DATA ROWS:
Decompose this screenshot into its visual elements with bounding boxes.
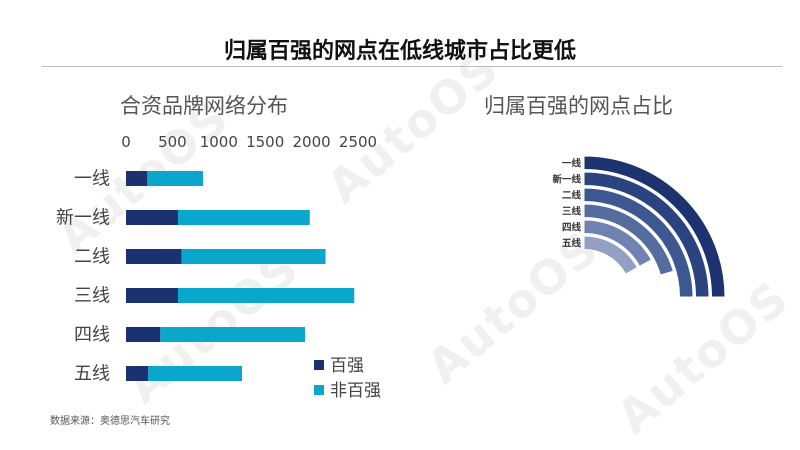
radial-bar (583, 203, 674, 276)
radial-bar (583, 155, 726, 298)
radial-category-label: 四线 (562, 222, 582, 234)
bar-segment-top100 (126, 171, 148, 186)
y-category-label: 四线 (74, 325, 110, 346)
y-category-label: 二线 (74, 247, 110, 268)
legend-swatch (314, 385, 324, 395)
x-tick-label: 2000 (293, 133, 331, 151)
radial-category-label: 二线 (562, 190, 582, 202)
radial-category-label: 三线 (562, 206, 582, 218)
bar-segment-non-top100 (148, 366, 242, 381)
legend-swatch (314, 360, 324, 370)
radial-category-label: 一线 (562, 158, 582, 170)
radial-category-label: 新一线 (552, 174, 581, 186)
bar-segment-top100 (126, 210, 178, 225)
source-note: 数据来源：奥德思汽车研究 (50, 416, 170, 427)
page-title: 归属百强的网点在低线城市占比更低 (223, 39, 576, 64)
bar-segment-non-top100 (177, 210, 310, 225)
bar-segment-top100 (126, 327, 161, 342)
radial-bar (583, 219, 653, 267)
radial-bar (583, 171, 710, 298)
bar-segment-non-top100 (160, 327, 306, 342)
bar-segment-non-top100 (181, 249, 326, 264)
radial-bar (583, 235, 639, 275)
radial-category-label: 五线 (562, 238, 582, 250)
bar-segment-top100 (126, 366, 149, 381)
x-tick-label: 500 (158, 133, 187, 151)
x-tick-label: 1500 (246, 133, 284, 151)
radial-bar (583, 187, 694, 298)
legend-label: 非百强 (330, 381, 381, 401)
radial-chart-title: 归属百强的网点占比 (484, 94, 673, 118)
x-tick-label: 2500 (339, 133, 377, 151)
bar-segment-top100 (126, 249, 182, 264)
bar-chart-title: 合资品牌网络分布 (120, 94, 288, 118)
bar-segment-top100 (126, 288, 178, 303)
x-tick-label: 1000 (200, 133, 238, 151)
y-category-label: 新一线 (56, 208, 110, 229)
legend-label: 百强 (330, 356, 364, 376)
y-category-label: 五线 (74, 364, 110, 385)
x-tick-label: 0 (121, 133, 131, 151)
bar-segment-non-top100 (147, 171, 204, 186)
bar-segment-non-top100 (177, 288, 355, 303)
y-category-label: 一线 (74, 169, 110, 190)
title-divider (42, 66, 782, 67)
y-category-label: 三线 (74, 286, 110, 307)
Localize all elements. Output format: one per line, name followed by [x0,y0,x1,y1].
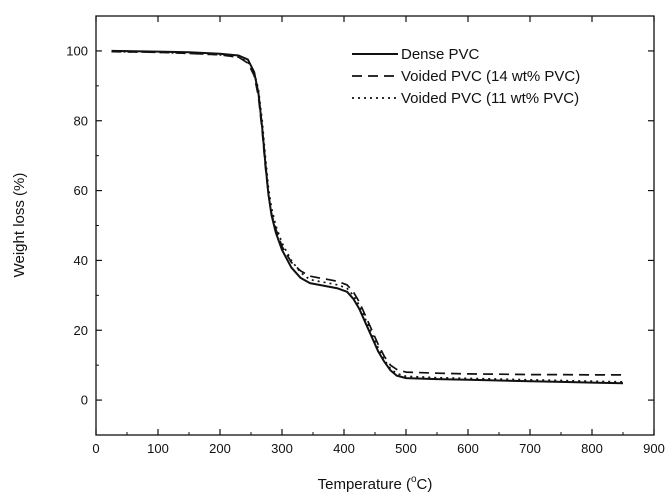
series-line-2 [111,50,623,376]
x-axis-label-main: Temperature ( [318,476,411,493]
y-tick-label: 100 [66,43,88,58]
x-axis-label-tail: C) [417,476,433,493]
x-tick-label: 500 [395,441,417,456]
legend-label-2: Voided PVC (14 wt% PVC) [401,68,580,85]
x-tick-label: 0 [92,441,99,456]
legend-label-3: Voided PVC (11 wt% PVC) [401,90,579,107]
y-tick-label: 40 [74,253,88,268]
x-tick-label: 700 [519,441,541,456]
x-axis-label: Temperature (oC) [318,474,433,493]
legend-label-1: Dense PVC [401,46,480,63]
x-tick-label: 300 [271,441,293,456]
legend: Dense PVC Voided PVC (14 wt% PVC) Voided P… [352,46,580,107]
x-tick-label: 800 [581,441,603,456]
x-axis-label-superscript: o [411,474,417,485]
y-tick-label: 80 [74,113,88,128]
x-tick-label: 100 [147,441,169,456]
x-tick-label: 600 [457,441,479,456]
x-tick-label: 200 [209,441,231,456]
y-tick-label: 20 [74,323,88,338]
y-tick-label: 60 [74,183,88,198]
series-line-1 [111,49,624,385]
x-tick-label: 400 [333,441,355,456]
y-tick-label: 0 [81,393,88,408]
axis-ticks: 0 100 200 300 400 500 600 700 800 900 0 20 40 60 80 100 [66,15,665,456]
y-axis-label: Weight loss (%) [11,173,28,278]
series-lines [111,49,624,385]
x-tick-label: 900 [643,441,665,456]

AIM OF THE TASK: Output as a numbered list, omitting any blank lines, the portion of the records above that begins with the line containing "radial-bar (583, 203, 674, 276)" and ends with the line containing "legend-swatch (314, 385, 324, 395)", both lines included.

FINISHED EXERCISE:
1. radial-bar (583, 203, 674, 276)
2. radial-bar (583, 155, 726, 298)
3. radial-category-label: 四线 (562, 222, 582, 234)
4. bar-segment-top100 (126, 171, 148, 186)
5. y-category-label: 四线 (74, 325, 110, 346)
6. y-category-label: 二线 (74, 247, 110, 268)
7. legend-swatch (314, 385, 324, 395)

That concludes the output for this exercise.